Directions: Set down the material once more, exactly as it appears.

Data supplied start

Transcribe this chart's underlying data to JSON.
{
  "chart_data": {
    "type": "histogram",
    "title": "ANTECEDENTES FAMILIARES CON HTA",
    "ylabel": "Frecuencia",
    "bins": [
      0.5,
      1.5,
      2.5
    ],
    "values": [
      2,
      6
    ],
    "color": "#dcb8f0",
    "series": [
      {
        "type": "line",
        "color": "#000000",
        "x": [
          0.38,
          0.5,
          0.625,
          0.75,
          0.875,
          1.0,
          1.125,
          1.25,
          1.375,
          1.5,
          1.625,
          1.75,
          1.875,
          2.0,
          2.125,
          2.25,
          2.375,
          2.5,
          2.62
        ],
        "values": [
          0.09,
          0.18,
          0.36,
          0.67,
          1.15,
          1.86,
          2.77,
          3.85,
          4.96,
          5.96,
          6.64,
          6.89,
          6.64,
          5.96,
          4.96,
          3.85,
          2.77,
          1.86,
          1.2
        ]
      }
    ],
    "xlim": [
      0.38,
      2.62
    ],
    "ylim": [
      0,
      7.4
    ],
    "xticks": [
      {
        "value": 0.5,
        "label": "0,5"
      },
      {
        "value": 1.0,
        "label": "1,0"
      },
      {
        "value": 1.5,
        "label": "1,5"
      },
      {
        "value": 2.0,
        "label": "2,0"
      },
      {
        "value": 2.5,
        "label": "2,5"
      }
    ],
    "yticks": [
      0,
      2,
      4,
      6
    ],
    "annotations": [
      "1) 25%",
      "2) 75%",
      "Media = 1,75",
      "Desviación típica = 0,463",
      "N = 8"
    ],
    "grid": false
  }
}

Data supplied end

Task response:
Transcribe this chart's underlying data to JSON.
{
  "chart_data": {
    "type": "histogram",
    "title": "ANTECEDENTES FAMILIARES CON HTA",
    "ylabel": "Frecuencia",
    "bins": [
      0.5,
      1.5,
      2.5
    ],
    "values": [
      2,
      6
    ],
    "color": "#dcb8f0",
    "series": [
      {
        "type": "line",
        "color": "#000000",
        "x": [
          0.38,
          0.5,
          0.625,
          0.75,
          0.875,
          1.0,
          1.125,
          1.25,
          1.375,
          1.5,
          1.625,
          1.75,
          1.875,
          2.0,
          2.125,
          2.25,
          2.375,
          2.5,
          2.62
        ],
        "values": [
          0.09,
          0.18,
          0.36,
          0.67,
          1.15,
          1.86,
          2.77,
          3.85,
          4.96,
          5.96,
          6.64,
          6.89,
          6.64,
          5.96,
          4.96,
          3.85,
          2.77,
          1.86,
          1.2
        ]
      }
    ],
    "xlim": [
      0.38,
      2.62
    ],
    "ylim": [
      0,
      7.4
    ],
    "xticks": [
      {
        "value": 0.5,
        "label": "0,5"
      },
      {
        "value": 1.0,
        "label": "1,0"
      },
      {
        "value": 1.5,
        "label": "1,5"
      },
      {
        "value": 2.0,
        "label": "2,0"
      },
      {
        "value": 2.5,
        "label": "2,5"
      }
    ],
    "yticks": [
      0,
      2,
      4,
      6
    ],
    "annotations": [
      "1) 25%",
      "2) 75%",
      "Media = 1,75",
      "Desviación típica = 0,463",
      "N = 8"
    ],
    "grid": false
  }
}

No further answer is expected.